Please print every record below exactly as it appears.

***

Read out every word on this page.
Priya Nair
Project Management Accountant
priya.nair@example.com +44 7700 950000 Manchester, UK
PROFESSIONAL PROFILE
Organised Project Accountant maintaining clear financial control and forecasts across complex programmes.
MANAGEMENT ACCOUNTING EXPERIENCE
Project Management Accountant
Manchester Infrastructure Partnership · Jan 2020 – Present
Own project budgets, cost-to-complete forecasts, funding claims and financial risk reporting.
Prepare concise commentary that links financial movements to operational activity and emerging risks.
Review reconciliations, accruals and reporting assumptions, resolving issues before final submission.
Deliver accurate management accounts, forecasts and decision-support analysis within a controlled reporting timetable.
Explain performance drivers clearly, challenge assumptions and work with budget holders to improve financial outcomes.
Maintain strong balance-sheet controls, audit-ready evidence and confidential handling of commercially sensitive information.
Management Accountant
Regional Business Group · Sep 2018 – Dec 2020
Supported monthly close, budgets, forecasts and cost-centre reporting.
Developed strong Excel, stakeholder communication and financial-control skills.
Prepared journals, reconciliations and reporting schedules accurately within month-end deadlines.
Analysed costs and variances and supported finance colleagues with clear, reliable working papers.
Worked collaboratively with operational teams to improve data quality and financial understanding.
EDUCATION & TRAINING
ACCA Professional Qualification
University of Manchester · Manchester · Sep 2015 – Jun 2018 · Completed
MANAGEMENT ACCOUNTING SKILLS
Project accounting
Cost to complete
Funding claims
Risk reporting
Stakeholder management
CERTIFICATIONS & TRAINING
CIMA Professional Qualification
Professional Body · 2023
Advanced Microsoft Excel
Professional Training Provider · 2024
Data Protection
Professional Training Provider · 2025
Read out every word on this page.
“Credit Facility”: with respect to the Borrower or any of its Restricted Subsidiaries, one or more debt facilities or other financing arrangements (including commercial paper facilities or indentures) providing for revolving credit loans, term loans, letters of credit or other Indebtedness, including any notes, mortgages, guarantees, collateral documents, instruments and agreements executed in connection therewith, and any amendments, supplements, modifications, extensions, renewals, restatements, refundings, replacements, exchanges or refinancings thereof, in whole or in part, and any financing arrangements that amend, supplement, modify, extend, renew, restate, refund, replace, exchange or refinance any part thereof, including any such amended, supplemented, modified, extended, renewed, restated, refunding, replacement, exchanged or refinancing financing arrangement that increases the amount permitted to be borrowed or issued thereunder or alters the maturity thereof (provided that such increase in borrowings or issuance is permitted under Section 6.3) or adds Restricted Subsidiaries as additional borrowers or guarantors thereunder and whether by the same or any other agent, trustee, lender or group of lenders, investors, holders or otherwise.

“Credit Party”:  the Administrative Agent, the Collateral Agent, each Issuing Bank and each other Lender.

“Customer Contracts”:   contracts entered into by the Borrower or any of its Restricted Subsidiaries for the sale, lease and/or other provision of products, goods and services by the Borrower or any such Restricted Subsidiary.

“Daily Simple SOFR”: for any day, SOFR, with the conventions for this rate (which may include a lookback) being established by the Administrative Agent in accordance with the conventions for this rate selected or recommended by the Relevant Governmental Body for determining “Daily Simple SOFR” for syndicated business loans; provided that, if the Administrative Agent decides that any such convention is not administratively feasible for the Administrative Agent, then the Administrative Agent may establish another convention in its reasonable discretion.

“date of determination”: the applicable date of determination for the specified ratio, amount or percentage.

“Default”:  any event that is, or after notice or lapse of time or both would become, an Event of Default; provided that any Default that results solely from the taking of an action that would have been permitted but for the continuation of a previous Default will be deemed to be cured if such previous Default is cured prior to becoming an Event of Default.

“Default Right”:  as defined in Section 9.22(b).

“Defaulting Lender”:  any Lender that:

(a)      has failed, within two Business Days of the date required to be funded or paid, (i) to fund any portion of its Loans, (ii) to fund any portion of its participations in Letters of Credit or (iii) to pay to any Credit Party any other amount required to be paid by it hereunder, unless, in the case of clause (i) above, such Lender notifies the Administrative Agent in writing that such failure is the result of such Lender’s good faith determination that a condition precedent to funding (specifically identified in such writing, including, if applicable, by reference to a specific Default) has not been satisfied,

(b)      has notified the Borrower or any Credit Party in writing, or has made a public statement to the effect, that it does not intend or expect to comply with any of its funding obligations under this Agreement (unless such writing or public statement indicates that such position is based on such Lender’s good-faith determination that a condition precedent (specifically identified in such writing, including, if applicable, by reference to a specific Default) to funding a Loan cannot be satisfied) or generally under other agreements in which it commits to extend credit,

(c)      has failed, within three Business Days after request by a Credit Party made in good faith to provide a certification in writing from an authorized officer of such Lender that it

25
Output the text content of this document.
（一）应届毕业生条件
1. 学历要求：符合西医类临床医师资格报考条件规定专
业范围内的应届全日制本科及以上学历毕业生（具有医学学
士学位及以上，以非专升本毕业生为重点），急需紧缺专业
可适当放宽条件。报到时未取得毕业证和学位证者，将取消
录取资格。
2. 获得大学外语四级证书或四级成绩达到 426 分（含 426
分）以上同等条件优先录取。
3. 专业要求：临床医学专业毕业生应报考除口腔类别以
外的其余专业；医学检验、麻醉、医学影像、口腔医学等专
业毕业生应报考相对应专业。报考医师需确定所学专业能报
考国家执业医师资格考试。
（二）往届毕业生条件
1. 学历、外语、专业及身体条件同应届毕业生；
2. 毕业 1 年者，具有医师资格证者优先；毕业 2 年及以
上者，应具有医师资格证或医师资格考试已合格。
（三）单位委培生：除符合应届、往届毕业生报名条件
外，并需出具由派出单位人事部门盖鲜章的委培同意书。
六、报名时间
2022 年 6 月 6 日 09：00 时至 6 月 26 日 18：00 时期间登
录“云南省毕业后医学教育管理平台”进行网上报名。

***

• Written solution:
Read out every word on this page.
Priya Nair
Project Management Accountant
priya.nair@example.com +44 7700 950000 Manchester, UK
PROFESSIONAL PROFILE
Organised Project Accountant maintaining clear financial control and forecasts across complex programmes.
MANAGEMENT ACCOUNTING EXPERIENCE
Project Management Accountant
Manchester Infrastructure Partnership · Jan 2020 – Present
Own project budgets, cost-to-complete forecasts, funding claims and financial risk reporting.
Prepare concise commentary that links financial movements to operational activity and emerging risks.
Review reconciliations, accruals and reporting assumptions, resolving issues before final submission.
Deliver accurate management accounts, forecasts and decision-support analysis within a controlled reporting timetable.
Explain performance drivers clearly, challenge assumptions and work with budget holders to improve financial outcomes.
Maintain strong balance-sheet controls, audit-ready evidence and confidential handling of commercially sensitive information.
Management Accountant
Regional Business Group · Sep 2018 – Dec 2020
Supported monthly close, budgets, forecasts and cost-centre reporting.
Developed strong Excel, stakeholder communication and financial-control skills.
Prepared journals, reconciliations and reporting schedules accurately within month-end deadlines.
Analysed costs and variances and supported finance colleagues with clear, reliable working papers.
Worked collaboratively with operational teams to improve data quality and financial understanding.
EDUCATION & TRAINING
ACCA Professional Qualification
University of Manchester · Manchester · Sep 2015 – Jun 2018 · Completed
MANAGEMENT ACCOUNTING SKILLS
Project accounting
Cost to complete
Funding claims
Risk reporting
Stakeholder management
CERTIFICATIONS & TRAINING
CIMA Professional Qualification
Professional Body · 2023
Advanced Microsoft Excel
Professional Training Provider · 2024
Data Protection
Professional Training Provider · 2025
Read out every word on this page.
“Credit Facility”: with respect to the Borrower or any of its Restricted Subsidiaries, one or more debt facilities or other financing arrangements (including commercial paper facilities or indentures) providing for revolving credit loans, term loans, letters of credit or other Indebtedness, including any notes, mortgages, guarantees, collateral documents, instruments and agreements executed in connection therewith, and any amendments, supplements, modifications, extensions, renewals, restatements, refundings, replacements, exchanges or refinancings thereof, in whole or in part, and any financing arrangements that amend, supplement, modify, extend, renew, restate, refund, replace, exchange or refinance any part thereof, including any such amended, supplemented, modified, extended, renewed, restated, refunding, replacement, exchanged or refinancing financing arrangement that increases the amount permitted to be borrowed or issued thereunder or alters the maturity thereof (provided that such increase in borrowings or issuance is permitted under Section 6.3) or adds Restricted Subsidiaries as additional borrowers or guarantors thereunder and whether by the same or any other agent, trustee, lender or group of lenders, investors, holders or otherwise.

“Credit Party”:  the Administrative Agent, the Collateral Agent, each Issuing Bank and each other Lender.

“Customer Contracts”:   contracts entered into by the Borrower or any of its Restricted Subsidiaries for the sale, lease and/or other provision of products, goods and services by the Borrower or any such Restricted Subsidiary.

“Daily Simple SOFR”: for any day, SOFR, with the conventions for this rate (which may include a lookback) being established by the Administrative Agent in accordance with the conventions for this rate selected or recommended by the Relevant Governmental Body for determining “Daily Simple SOFR” for syndicated business loans; provided that, if the Administrative Agent decides that any such convention is not administratively feasible for the Administrative Agent, then the Administrative Agent may establish another convention in its reasonable discretion.

“date of determination”: the applicable date of determination for the specified ratio, amount or percentage.

“Default”:  any event that is, or after notice or lapse of time or both would become, an Event of Default; provided that any Default that results solely from the taking of an action that would have been permitted but for the continuation of a previous Default will be deemed to be cured if such previous Default is cured prior to becoming an Event of Default.

“Default Right”:  as defined in Section 9.22(b).

“Defaulting Lender”:  any Lender that:

(a)      has failed, within two Business Days of the date required to be funded or paid, (i) to fund any portion of its Loans, (ii) to fund any portion of its participations in Letters of Credit or (iii) to pay to any Credit Party any other amount required to be paid by it hereunder, unless, in the case of clause (i) above, such Lender notifies the Administrative Agent in writing that such failure is the result of such Lender’s good faith determination that a condition precedent to funding (specifically identified in such writing, including, if applicable, by reference to a specific Default) has not been satisfied,

(b)      has notified the Borrower or any Credit Party in writing, or has made a public statement to the effect, that it does not intend or expect to comply with any of its funding obligations under this Agreement (unless such writing or public statement indicates that such position is based on such Lender’s good-faith determination that a condition precedent (specifically identified in such writing, including, if applicable, by reference to a specific Default) to funding a Loan cannot be satisfied) or generally under other agreements in which it commits to extend credit,

(c)      has failed, within three Business Days after request by a Credit Party made in good faith to provide a certification in writing from an authorized officer of such Lender that it

25
Output the text content of this document.
（一）应届毕业生条件
1. 学历要求：符合西医类临床医师资格报考条件规定专
业范围内的应届全日制本科及以上学历毕业生（具有医学学
士学位及以上，以非专升本毕业生为重点），急需紧缺专业
可适当放宽条件。报到时未取得毕业证和学位证者，将取消
录取资格。
2. 获得大学外语四级证书或四级成绩达到 426 分（含 426
分）以上同等条件优先录取。
3. 专业要求：临床医学专业毕业生应报考除口腔类别以
外的其余专业；医学检验、麻醉、医学影像、口腔医学等专
业毕业生应报考相对应专业。报考医师需确定所学专业能报
考国家执业医师资格考试。
（二）往届毕业生条件
1. 学历、外语、专业及身体条件同应届毕业生；
2. 毕业 1 年者，具有医师资格证者优先；毕业 2 年及以
上者，应具有医师资格证或医师资格考试已合格。
（三）单位委培生：除符合应届、往届毕业生报名条件
外，并需出具由派出单位人事部门盖鲜章的委培同意书。
六、报名时间
2022 年 6 月 6 日 09：00 时至 6 月 26 日 18：00 时期间登
录“云南省毕业后医学教育管理平台”进行网上报名。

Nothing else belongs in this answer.